Instructions to follow
Repeat all the records exactly, omitting pictures.

--- START Recorded information ---

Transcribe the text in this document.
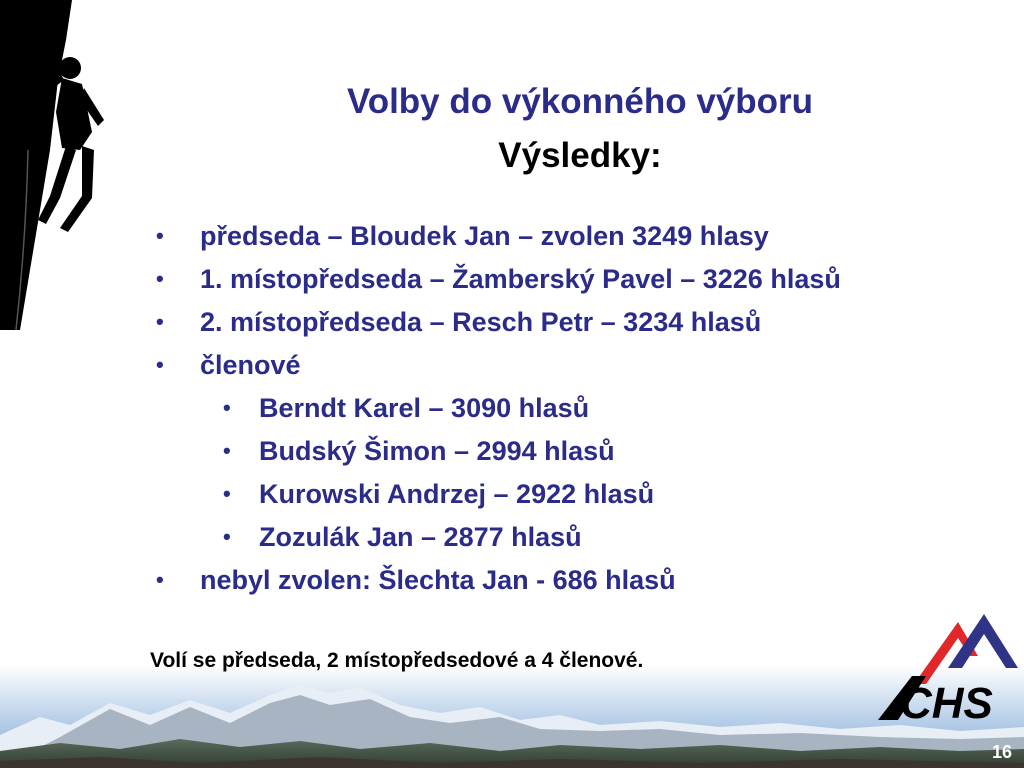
Volby do výkonného výboru
Výsledky:
• předseda – Bloudek Jan – zvolen 3249 hlasy
• 1. místopředseda – Žamberský Pavel – 3226 hlasů
• 2. místopředseda – Resch Petr – 3234 hlasů
• členové
• Berndt Karel – 3090 hlasů
• Budský Šimon – 2994 hlasů
• Kurowski Andrzej – 2922 hlasů
• Zozulák Jan – 2877 hlasů
• nebyl zvolen: Šlechta Jan - 686 hlasů
CHS
Volí se předseda, 2 místopředsedové a 4 členové.
16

--- END Recorded information ---

The answer
Transcribe the text in this document.
Volby do výkonného výboru
Výsledky:
• předseda – Bloudek Jan – zvolen 3249 hlasy
• 1. místopředseda – Žamberský Pavel – 3226 hlasů
• 2. místopředseda – Resch Petr – 3234 hlasů
• členové
• Berndt Karel – 3090 hlasů
• Budský Šimon – 2994 hlasů
• Kurowski Andrzej – 2922 hlasů
• Zozulák Jan – 2877 hlasů
• nebyl zvolen: Šlechta Jan - 686 hlasů
CHS
Volí se předseda, 2 místopředsedové a 4 členové.
16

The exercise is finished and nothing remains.